[Items from a figure collection]
--- --- ---

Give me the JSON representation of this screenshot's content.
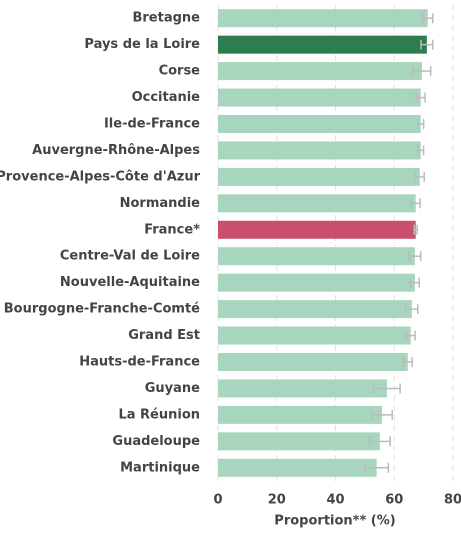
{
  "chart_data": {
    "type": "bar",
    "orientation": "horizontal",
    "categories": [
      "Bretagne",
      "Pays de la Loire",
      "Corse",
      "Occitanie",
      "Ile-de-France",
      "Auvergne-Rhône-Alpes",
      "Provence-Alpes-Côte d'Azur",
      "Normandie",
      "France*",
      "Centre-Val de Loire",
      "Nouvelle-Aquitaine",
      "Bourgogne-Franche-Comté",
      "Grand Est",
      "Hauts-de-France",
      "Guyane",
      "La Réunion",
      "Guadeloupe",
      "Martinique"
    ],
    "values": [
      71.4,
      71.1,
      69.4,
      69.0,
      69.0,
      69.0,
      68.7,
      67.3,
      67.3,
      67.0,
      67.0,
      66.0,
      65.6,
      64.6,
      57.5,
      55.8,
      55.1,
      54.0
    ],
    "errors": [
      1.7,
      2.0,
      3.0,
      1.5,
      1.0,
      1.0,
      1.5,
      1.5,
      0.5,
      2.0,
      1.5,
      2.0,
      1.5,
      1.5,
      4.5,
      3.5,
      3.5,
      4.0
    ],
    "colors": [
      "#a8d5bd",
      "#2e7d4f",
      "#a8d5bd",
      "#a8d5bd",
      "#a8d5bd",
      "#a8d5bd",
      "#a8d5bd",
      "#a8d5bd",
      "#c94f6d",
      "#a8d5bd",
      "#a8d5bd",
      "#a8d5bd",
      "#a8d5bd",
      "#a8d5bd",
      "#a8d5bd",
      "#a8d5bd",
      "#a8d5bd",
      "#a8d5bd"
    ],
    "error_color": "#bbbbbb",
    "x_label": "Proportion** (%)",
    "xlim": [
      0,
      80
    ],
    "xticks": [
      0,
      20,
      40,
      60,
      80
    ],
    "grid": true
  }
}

--- --- ---

:: TASK REQUIREMENTS ::
Locate all lines in the listing above with the word "Alpes". Copy them.

:: TASK RESULT ::
      "Auvergne-Rhône-Alpes",
      "Provence-Alpes-Côte d'Azur",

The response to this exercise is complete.